▶ [Data items]
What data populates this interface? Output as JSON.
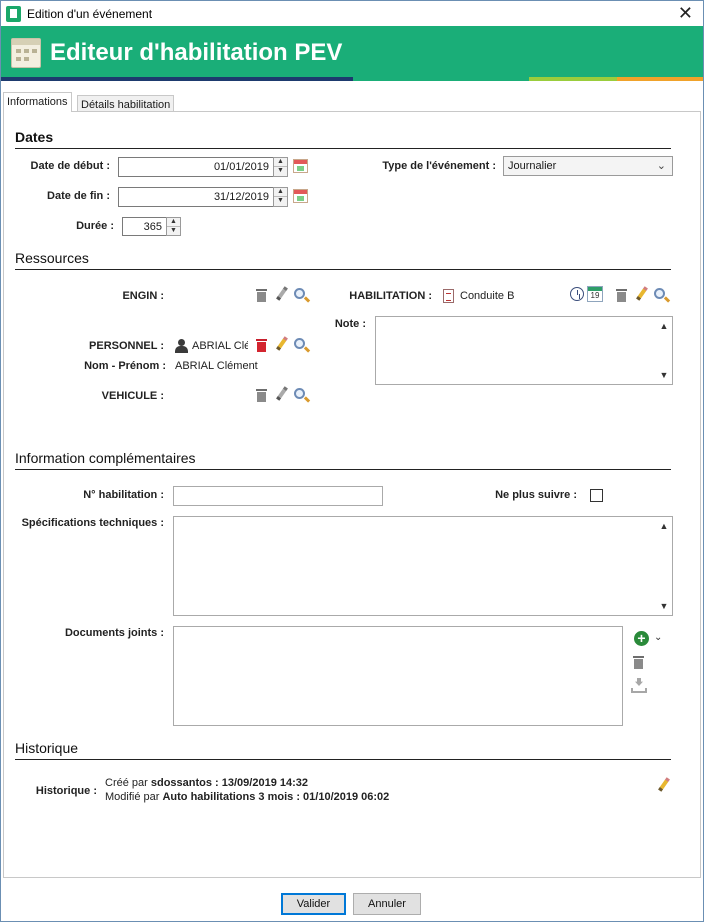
{
  "window": {
    "title": "Edition d'un événement"
  },
  "banner": {
    "title": "Editeur d'habilitation PEV"
  },
  "colors": {
    "banner": "#1aae78",
    "stripe_navy": "#1d3a6e",
    "stripe_green": "#1aae78",
    "stripe_lime": "#9acd3c",
    "stripe_orange": "#f0a22a",
    "delete_red": "#d3252f"
  },
  "tabs": [
    {
      "label": "Informations"
    },
    {
      "label": "Détails habilitation"
    }
  ],
  "dates": {
    "title": "Dates",
    "start_label": "Date de début :",
    "start_value": "01/01/2019",
    "end_label": "Date de fin :",
    "end_value": "31/12/2019",
    "duration_label": "Durée :",
    "duration_value": "365",
    "event_type_label": "Type de l'événement :",
    "event_type_value": "Journalier"
  },
  "resources": {
    "title": "Ressources",
    "engin_label": "ENGIN :",
    "habilitation_label": "HABILITATION :",
    "habilitation_value": "Conduite B",
    "note_label": "Note :",
    "personnel_label": "PERSONNEL :",
    "personnel_value": "ABRIAL Clé",
    "name_label": "Nom - Prénom :",
    "name_value": "ABRIAL Clément",
    "vehicule_label": "VEHICULE :",
    "calendar_day": "19"
  },
  "complementary": {
    "title": "Information complémentaires",
    "number_label": "N° habilitation :",
    "number_value": "",
    "stop_follow_label": "Ne plus suivre :",
    "stop_follow_checked": false,
    "specs_label": "Spécifications techniques :",
    "documents_label": "Documents joints :"
  },
  "history": {
    "title": "Historique",
    "label": "Historique :",
    "created_prefix": "Créé par",
    "created_detail": "sdossantos : 13/09/2019 14:32",
    "modified_prefix": "Modifié par",
    "modified_detail": "Auto habilitations  3 mois : 01/10/2019 06:02"
  },
  "buttons": {
    "validate": "Valider",
    "cancel": "Annuler"
  }
}
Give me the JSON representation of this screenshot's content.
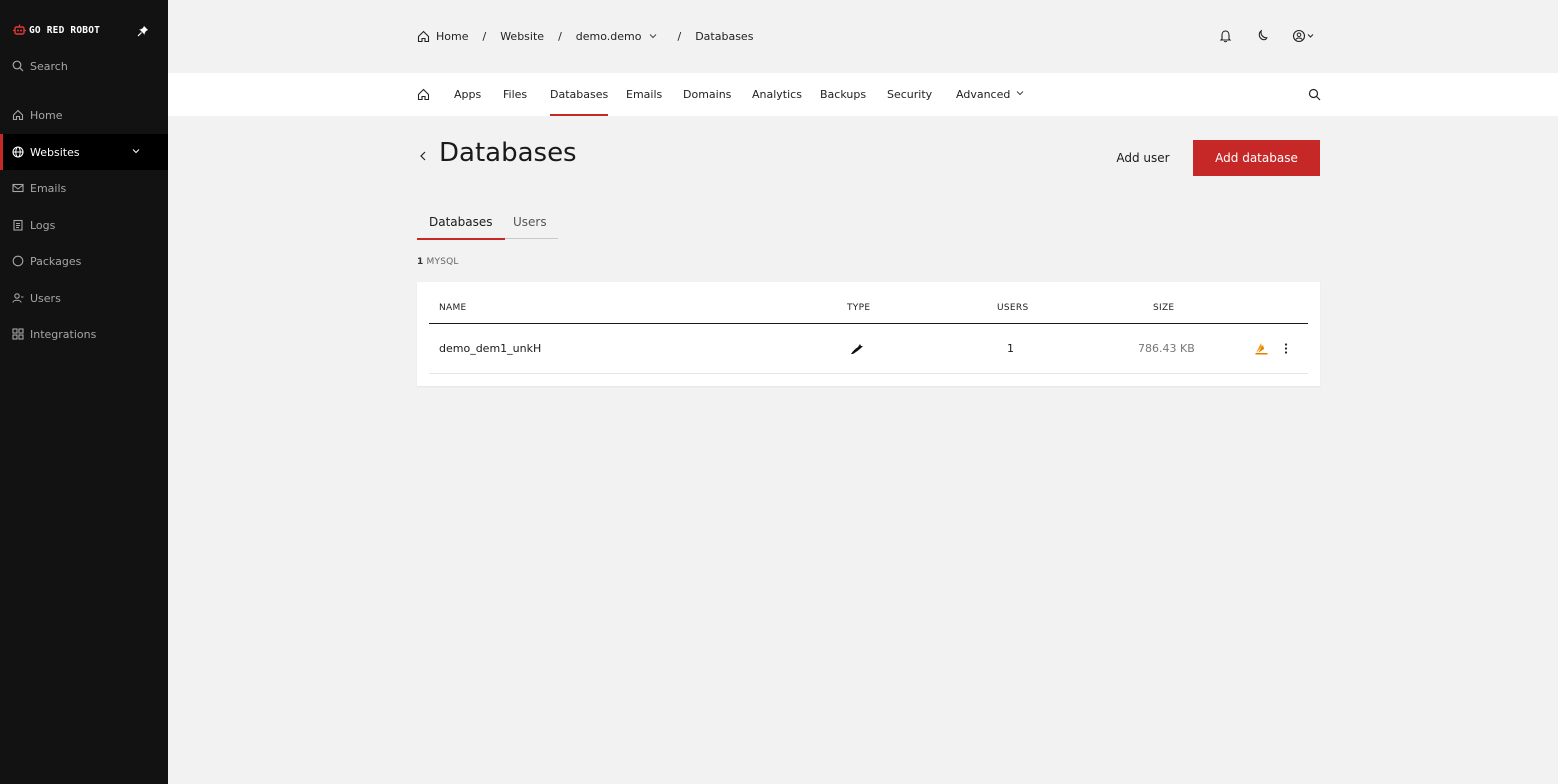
{
  "brand": {
    "name": "GO RED ROBOT",
    "accent": "#c62828"
  },
  "sidebar": {
    "search_label": "Search",
    "items": [
      {
        "label": "Home",
        "icon": "home-icon"
      },
      {
        "label": "Websites",
        "icon": "globe-icon",
        "active": true
      },
      {
        "label": "Emails",
        "icon": "mail-icon"
      },
      {
        "label": "Logs",
        "icon": "log-icon"
      },
      {
        "label": "Packages",
        "icon": "package-icon"
      },
      {
        "label": "Users",
        "icon": "users-icon"
      },
      {
        "label": "Integrations",
        "icon": "integrations-icon"
      }
    ]
  },
  "breadcrumb": {
    "items": [
      "Home",
      "Website",
      "demo.demo",
      "Databases"
    ],
    "separator": "/"
  },
  "tabs": [
    "Apps",
    "Files",
    "Databases",
    "Emails",
    "Domains",
    "Analytics",
    "Backups",
    "Security",
    "Advanced"
  ],
  "active_tab": "Databases",
  "page": {
    "title": "Databases",
    "add_user_label": "Add user",
    "add_database_label": "Add database"
  },
  "subtabs": {
    "databases": "Databases",
    "users": "Users"
  },
  "summary": {
    "count": "1",
    "type": "MYSQL"
  },
  "table": {
    "columns": {
      "name": "NAME",
      "type": "TYPE",
      "users": "USERS",
      "size": "SIZE"
    },
    "rows": [
      {
        "name": "demo_dem1_unkH",
        "type_icon": "mysql-dolphin-icon",
        "users": "1",
        "size": "786.43 KB"
      }
    ]
  }
}
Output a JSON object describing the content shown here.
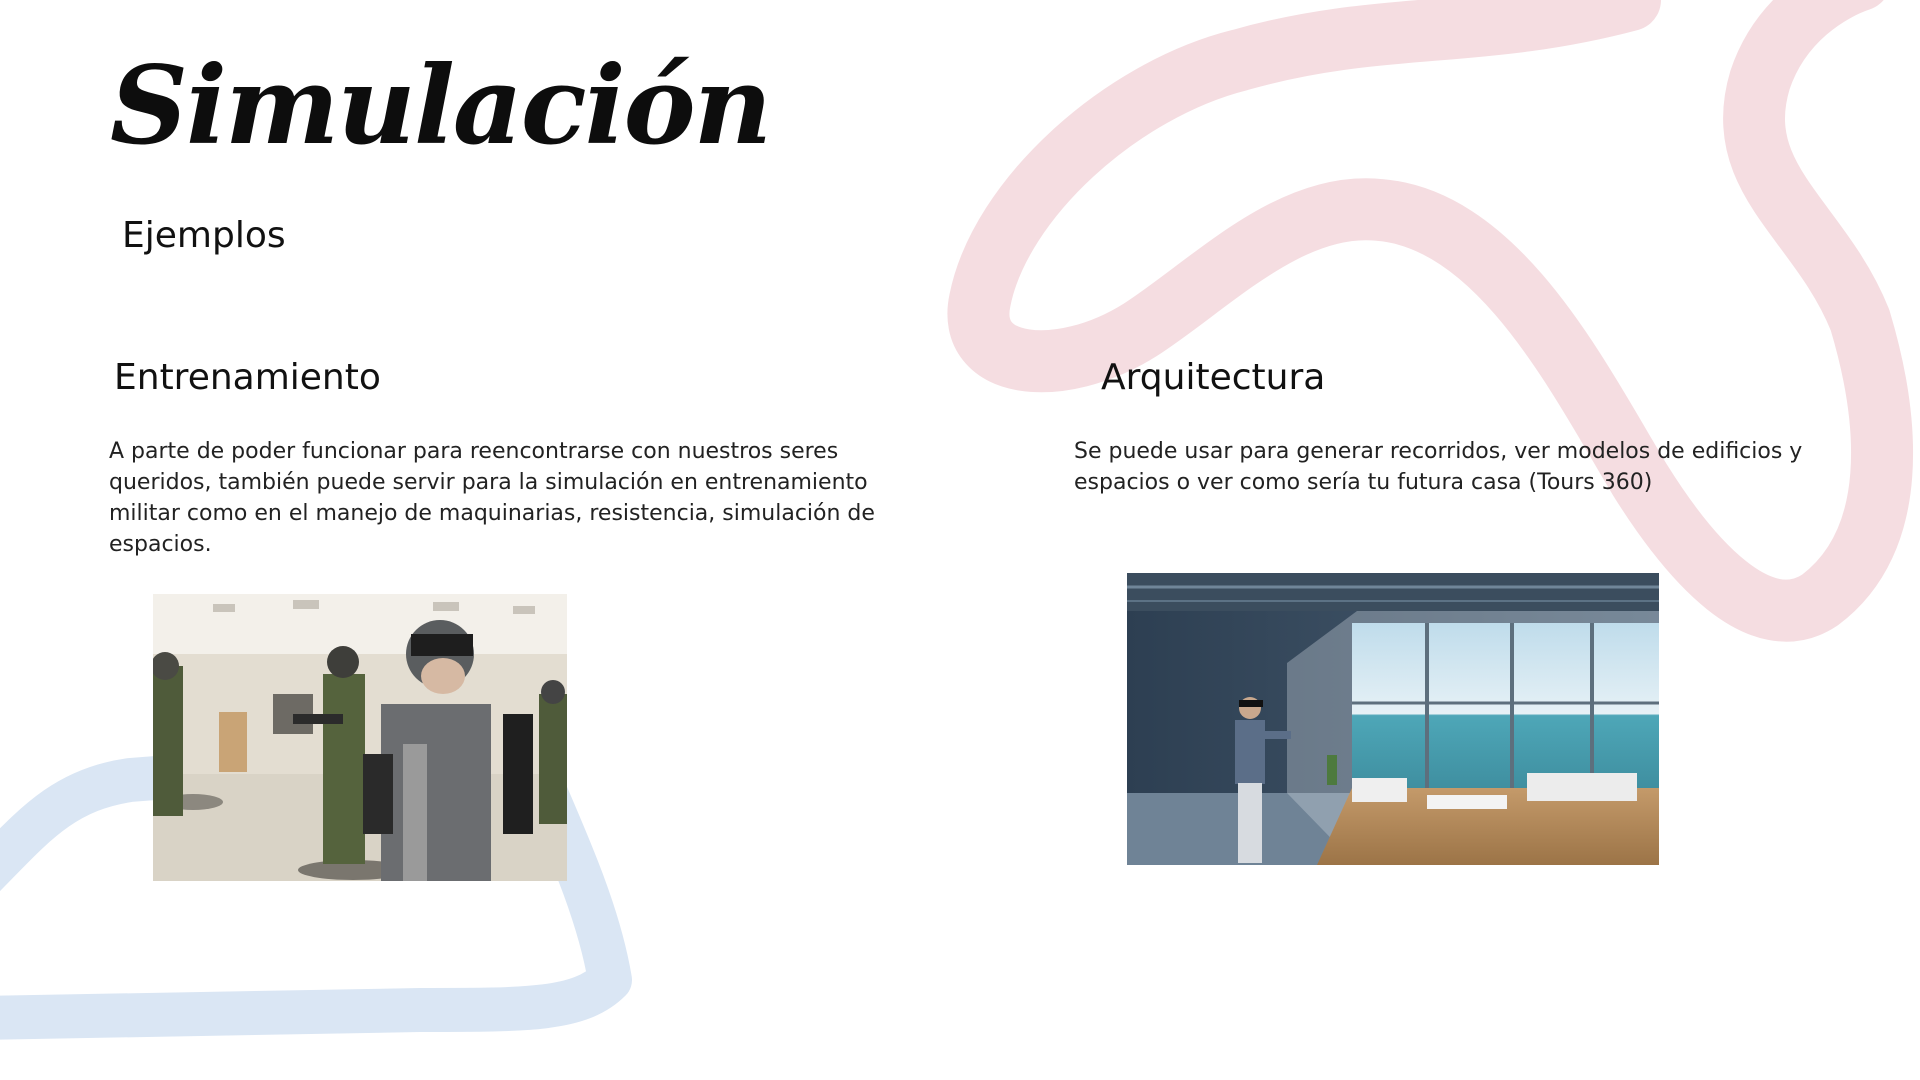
{
  "slide": {
    "title": "Simulación",
    "subtitle": "Ejemplos"
  },
  "sections": {
    "left": {
      "heading": "Entrenamiento",
      "text": "A parte de poder funcionar para reencontrarse con nuestros seres queridos, también puede servir para la simulación en entrenamiento militar como en el manejo de maquinarias, resistencia, simulación de espacios."
    },
    "right": {
      "heading": "Arquitectura",
      "text": "Se puede usar para generar recorridos, ver modelos de edificios y espacios o ver como sería tu futura casa (Tours 360)"
    }
  },
  "colors": {
    "pink_stroke": "#f5dde1",
    "blue_stroke": "#dae6f4",
    "text": "#111111"
  }
}
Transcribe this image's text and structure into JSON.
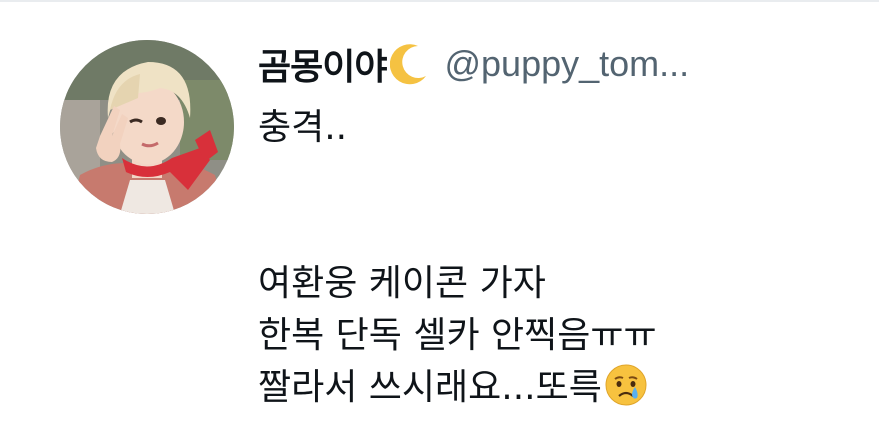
{
  "tweet": {
    "display_name": "곰몽이야",
    "name_emoji_icon": "crescent-moon-icon",
    "handle": "@puppy_tom...",
    "avatar_icon": "profile-photo",
    "text_lines": [
      "충격..",
      "",
      "",
      "여환웅 케이콘 가자",
      "한복 단독 셀카 안찍음ㅠㅠ",
      "짤라서 쓰시래요...또륵"
    ],
    "trailing_emoji_icon": "crying-face-icon"
  },
  "colors": {
    "text": "#0f1419",
    "handle": "#536471",
    "background": "#ffffff",
    "moon": "#f5c242",
    "cry_face": "#f7c23f",
    "tear": "#5ab0f0"
  }
}
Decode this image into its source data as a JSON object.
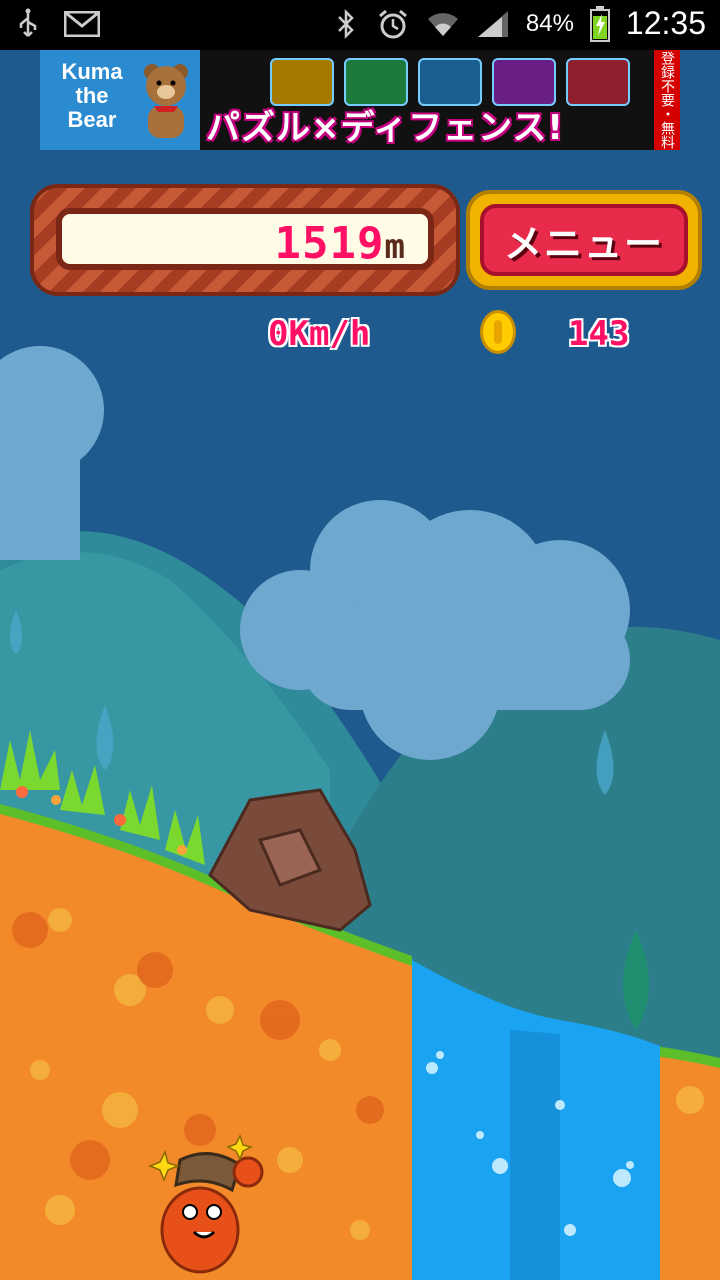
{
  "status_bar": {
    "battery_percent": "84%",
    "time": "12:35",
    "icons": [
      "usb-icon",
      "gmail-icon",
      "bluetooth-icon",
      "alarm-icon",
      "wifi-icon",
      "signal-icon",
      "battery-charging-icon"
    ]
  },
  "ad_banner": {
    "brand": "Kuma the Bear",
    "headline": "パズル×ディフェンス!",
    "badge": "登録不要・無料"
  },
  "hud": {
    "distance_value": "1519",
    "distance_unit": "m",
    "menu_label": "メニュー",
    "speed": "0Km/h",
    "coins": "143"
  },
  "colors": {
    "sky": "#1f5a8e",
    "hud_number": "#ff1065",
    "dirt": "#f28a2a",
    "water": "#1aa3f0",
    "menu_button": "#e82a4b"
  }
}
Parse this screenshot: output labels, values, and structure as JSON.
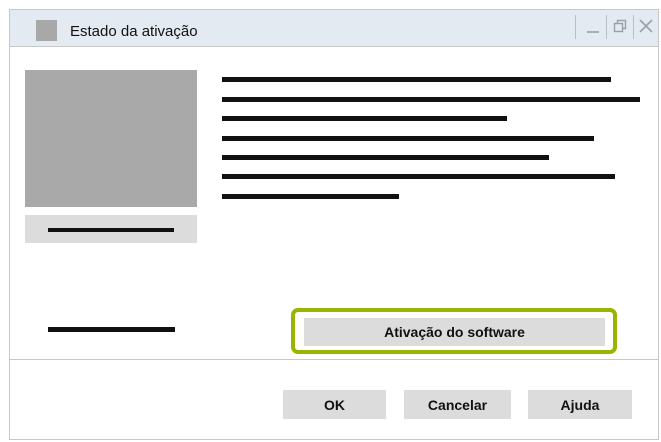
{
  "window": {
    "title": "Estado da ativação",
    "controls": {
      "minimize_icon": "minimize-icon",
      "restore_icon": "restore-icon",
      "close_icon": "close-icon"
    }
  },
  "main": {
    "activation_button_label": "Ativação do software",
    "highlight_color": "#9ab500"
  },
  "footer": {
    "ok_label": "OK",
    "cancel_label": "Cancelar",
    "help_label": "Ajuda"
  }
}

▶ [What you will do] Transcribe the material exactly, and leave out whatever pictures it holds.

▶ [Result below]
What data populates this interface? Output as JSON.
{
  "window": {
    "title": "Edition d'un événement"
  },
  "banner": {
    "title": "Editeur d'habilitation PEV"
  },
  "colors": {
    "banner": "#1aae78",
    "stripe_navy": "#1d3a6e",
    "stripe_green": "#1aae78",
    "stripe_lime": "#9acd3c",
    "stripe_orange": "#f0a22a",
    "delete_red": "#d3252f"
  },
  "tabs": [
    {
      "label": "Informations"
    },
    {
      "label": "Détails habilitation"
    }
  ],
  "dates": {
    "title": "Dates",
    "start_label": "Date de début :",
    "start_value": "01/01/2019",
    "end_label": "Date de fin :",
    "end_value": "31/12/2019",
    "duration_label": "Durée :",
    "duration_value": "365",
    "event_type_label": "Type de l'événement :",
    "event_type_value": "Journalier"
  },
  "resources": {
    "title": "Ressources",
    "engin_label": "ENGIN :",
    "habilitation_label": "HABILITATION :",
    "habilitation_value": "Conduite B",
    "note_label": "Note :",
    "personnel_label": "PERSONNEL :",
    "personnel_value": "ABRIAL Clé",
    "name_label": "Nom - Prénom :",
    "name_value": "ABRIAL Clément",
    "vehicule_label": "VEHICULE :",
    "calendar_day": "19"
  },
  "complementary": {
    "title": "Information complémentaires",
    "number_label": "N° habilitation :",
    "number_value": "",
    "stop_follow_label": "Ne plus suivre :",
    "stop_follow_checked": false,
    "specs_label": "Spécifications techniques :",
    "documents_label": "Documents joints :"
  },
  "history": {
    "title": "Historique",
    "label": "Historique :",
    "created_prefix": "Créé par",
    "created_detail": "sdossantos : 13/09/2019 14:32",
    "modified_prefix": "Modifié par",
    "modified_detail": "Auto habilitations  3 mois : 01/10/2019 06:02"
  },
  "buttons": {
    "validate": "Valider",
    "cancel": "Annuler"
  }
}
Give me the JSON representation of this screenshot's content.
{
  "brand": {
    "name": "GO RED ROBOT",
    "accent": "#c62828"
  },
  "sidebar": {
    "search_label": "Search",
    "items": [
      {
        "label": "Home",
        "icon": "home-icon"
      },
      {
        "label": "Websites",
        "icon": "globe-icon",
        "active": true
      },
      {
        "label": "Emails",
        "icon": "mail-icon"
      },
      {
        "label": "Logs",
        "icon": "log-icon"
      },
      {
        "label": "Packages",
        "icon": "package-icon"
      },
      {
        "label": "Users",
        "icon": "users-icon"
      },
      {
        "label": "Integrations",
        "icon": "integrations-icon"
      }
    ]
  },
  "breadcrumb": {
    "items": [
      "Home",
      "Website",
      "demo.demo",
      "Databases"
    ],
    "separator": "/"
  },
  "tabs": [
    "Apps",
    "Files",
    "Databases",
    "Emails",
    "Domains",
    "Analytics",
    "Backups",
    "Security",
    "Advanced"
  ],
  "active_tab": "Databases",
  "page": {
    "title": "Databases",
    "add_user_label": "Add user",
    "add_database_label": "Add database"
  },
  "subtabs": {
    "databases": "Databases",
    "users": "Users"
  },
  "summary": {
    "count": "1",
    "type": "MYSQL"
  },
  "table": {
    "columns": {
      "name": "NAME",
      "type": "TYPE",
      "users": "USERS",
      "size": "SIZE"
    },
    "rows": [
      {
        "name": "demo_dem1_unkH",
        "type_icon": "mysql-dolphin-icon",
        "users": "1",
        "size": "786.43 KB"
      }
    ]
  }
}
Output a JSON object describing the content shown here.
{
  "slide": {
    "title": "Simulación",
    "subtitle": "Ejemplos"
  },
  "sections": {
    "left": {
      "heading": "Entrenamiento",
      "text": "A parte de poder funcionar para reencontrarse con nuestros seres queridos, también puede servir para la simulación en entrenamiento militar como en el manejo de maquinarias, resistencia, simulación de espacios."
    },
    "right": {
      "heading": "Arquitectura",
      "text": "Se puede usar para generar recorridos, ver modelos de edificios y espacios o ver como sería tu futura casa (Tours 360)"
    }
  },
  "colors": {
    "pink_stroke": "#f5dde1",
    "blue_stroke": "#dae6f4",
    "text": "#111111"
  }
}
Transcribe this image's text and structure into JSON.
{
  "tweet": {
    "display_name": "곰몽이야",
    "name_emoji_icon": "crescent-moon-icon",
    "handle": "@puppy_tom...",
    "avatar_icon": "profile-photo",
    "text_lines": [
      "충격..",
      "",
      "",
      "여환웅 케이콘 가자",
      "한복 단독 셀카 안찍음ㅠㅠ",
      "짤라서 쓰시래요...또륵"
    ],
    "trailing_emoji_icon": "crying-face-icon"
  },
  "colors": {
    "text": "#0f1419",
    "handle": "#536471",
    "background": "#ffffff",
    "moon": "#f5c242",
    "cry_face": "#f7c23f",
    "tear": "#5ab0f0"
  }
}
Decode this image into its source data as a JSON object.
{
  "status_bar": {
    "battery_percent": "84%",
    "time": "12:35",
    "icons": [
      "usb-icon",
      "gmail-icon",
      "bluetooth-icon",
      "alarm-icon",
      "wifi-icon",
      "signal-icon",
      "battery-charging-icon"
    ]
  },
  "ad_banner": {
    "brand": "Kuma the Bear",
    "headline": "パズル×ディフェンス!",
    "badge": "登録不要・無料"
  },
  "hud": {
    "distance_value": "1519",
    "distance_unit": "m",
    "menu_label": "メニュー",
    "speed": "0Km/h",
    "coins": "143"
  },
  "colors": {
    "sky": "#1f5a8e",
    "hud_number": "#ff1065",
    "dirt": "#f28a2a",
    "water": "#1aa3f0",
    "menu_button": "#e82a4b"
  }
}
Parse this screenshot: output labels, values, and structure as JSON.
{
  "window": {
    "title": "Estado da ativação",
    "controls": {
      "minimize_icon": "minimize-icon",
      "restore_icon": "restore-icon",
      "close_icon": "close-icon"
    }
  },
  "main": {
    "activation_button_label": "Ativação do software",
    "highlight_color": "#9ab500"
  },
  "footer": {
    "ok_label": "OK",
    "cancel_label": "Cancelar",
    "help_label": "Ajuda"
  }
}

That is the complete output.